* Instruction *
Please transcribe the data below exactly. Leave the pictures out.

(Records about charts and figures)
---*---
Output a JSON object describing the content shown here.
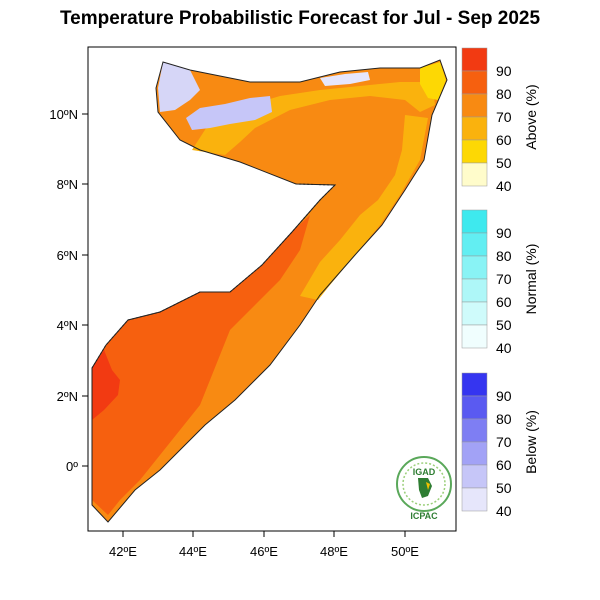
{
  "title": "Temperature Probabilistic Forecast for Jul - Sep 2025",
  "map": {
    "lat_ticks": [
      "10ºN",
      "8ºN",
      "6ºN",
      "4ºN",
      "2ºN",
      "0º"
    ],
    "lon_ticks": [
      "42ºE",
      "44ºE",
      "46ºE",
      "48ºE",
      "50ºE"
    ]
  },
  "legend": {
    "above": {
      "title": "Above (%)",
      "levels": [
        "90",
        "80",
        "70",
        "60",
        "50",
        "40"
      ],
      "colors": [
        "#f23a12",
        "#f6600f",
        "#f88a12",
        "#fab20d",
        "#fdd804",
        "#fffccb"
      ]
    },
    "normal": {
      "title": "Normal (%)",
      "levels": [
        "90",
        "80",
        "70",
        "60",
        "50",
        "40"
      ],
      "colors": [
        "#3ee9ee",
        "#62eef2",
        "#89f3f5",
        "#aef7f8",
        "#cffbfb",
        "#f0fefe"
      ]
    },
    "below": {
      "title": "Below (%)",
      "levels": [
        "90",
        "80",
        "70",
        "60",
        "50",
        "40"
      ],
      "colors": [
        "#3535f0",
        "#5a5af1",
        "#7e7ef3",
        "#a2a2f6",
        "#c6c6f8",
        "#e6e6fb"
      ]
    }
  },
  "logo": {
    "top_text": "IGAD",
    "bottom_text": "ICPAC"
  }
}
---*---
* Answer to the task *
Output a JSON object describing the content shown here.
{
  "title": "Temperature Probabilistic Forecast for Jul - Sep 2025",
  "map": {
    "lat_ticks": [
      "10ºN",
      "8ºN",
      "6ºN",
      "4ºN",
      "2ºN",
      "0º"
    ],
    "lon_ticks": [
      "42ºE",
      "44ºE",
      "46ºE",
      "48ºE",
      "50ºE"
    ]
  },
  "legend": {
    "above": {
      "title": "Above (%)",
      "levels": [
        "90",
        "80",
        "70",
        "60",
        "50",
        "40"
      ],
      "colors": [
        "#f23a12",
        "#f6600f",
        "#f88a12",
        "#fab20d",
        "#fdd804",
        "#fffccb"
      ]
    },
    "normal": {
      "title": "Normal (%)",
      "levels": [
        "90",
        "80",
        "70",
        "60",
        "50",
        "40"
      ],
      "colors": [
        "#3ee9ee",
        "#62eef2",
        "#89f3f5",
        "#aef7f8",
        "#cffbfb",
        "#f0fefe"
      ]
    },
    "below": {
      "title": "Below (%)",
      "levels": [
        "90",
        "80",
        "70",
        "60",
        "50",
        "40"
      ],
      "colors": [
        "#3535f0",
        "#5a5af1",
        "#7e7ef3",
        "#a2a2f6",
        "#c6c6f8",
        "#e6e6fb"
      ]
    }
  },
  "logo": {
    "top_text": "IGAD",
    "bottom_text": "ICPAC"
  }
}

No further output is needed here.